#### Goal:
Each entry below must be repeated exactly, with pictures left out.

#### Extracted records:
>>>

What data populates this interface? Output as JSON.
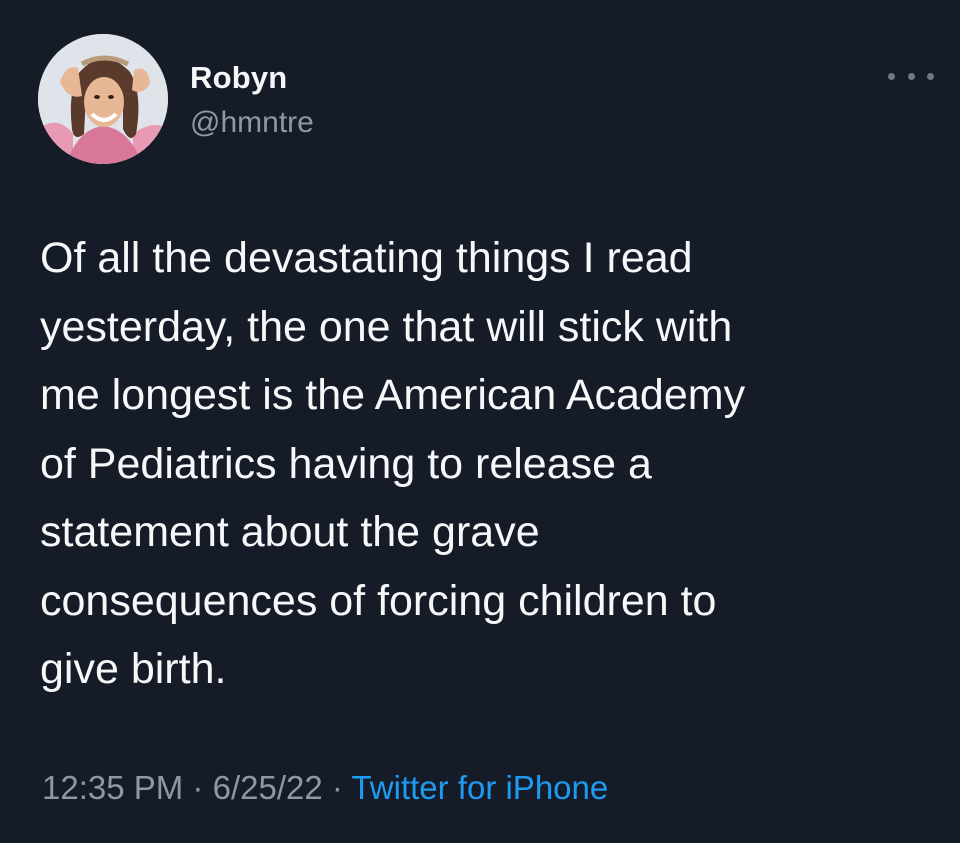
{
  "tweet": {
    "author": {
      "display_name": "Robyn",
      "handle": "@hmntre",
      "avatar_icon": "profile-photo"
    },
    "more_icon": "more-horizontal-icon",
    "text": "Of all the devastating things I read\nyesterday, the one that will stick with\nme longest is the American Academy\nof Pediatrics having to release a\nstatement about the grave\nconsequences of forcing children to\ngive birth.",
    "time": "12:35 PM",
    "separator": "·",
    "date": "6/25/22",
    "source": "Twitter for iPhone"
  },
  "colors": {
    "background": "#161c27",
    "text": "#f5f7f9",
    "secondary": "#8b98a5",
    "link": "#1d9bf0"
  }
}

<<<

#### Answer to the task:
What data populates this interface? Output as JSON.
{
  "tweet": {
    "author": {
      "display_name": "Robyn",
      "handle": "@hmntre",
      "avatar_icon": "profile-photo"
    },
    "more_icon": "more-horizontal-icon",
    "text": "Of all the devastating things I read\nyesterday, the one that will stick with\nme longest is the American Academy\nof Pediatrics having to release a\nstatement about the grave\nconsequences of forcing children to\ngive birth.",
    "time": "12:35 PM",
    "separator": "·",
    "date": "6/25/22",
    "source": "Twitter for iPhone"
  },
  "colors": {
    "background": "#161c27",
    "text": "#f5f7f9",
    "secondary": "#8b98a5",
    "link": "#1d9bf0"
  }
}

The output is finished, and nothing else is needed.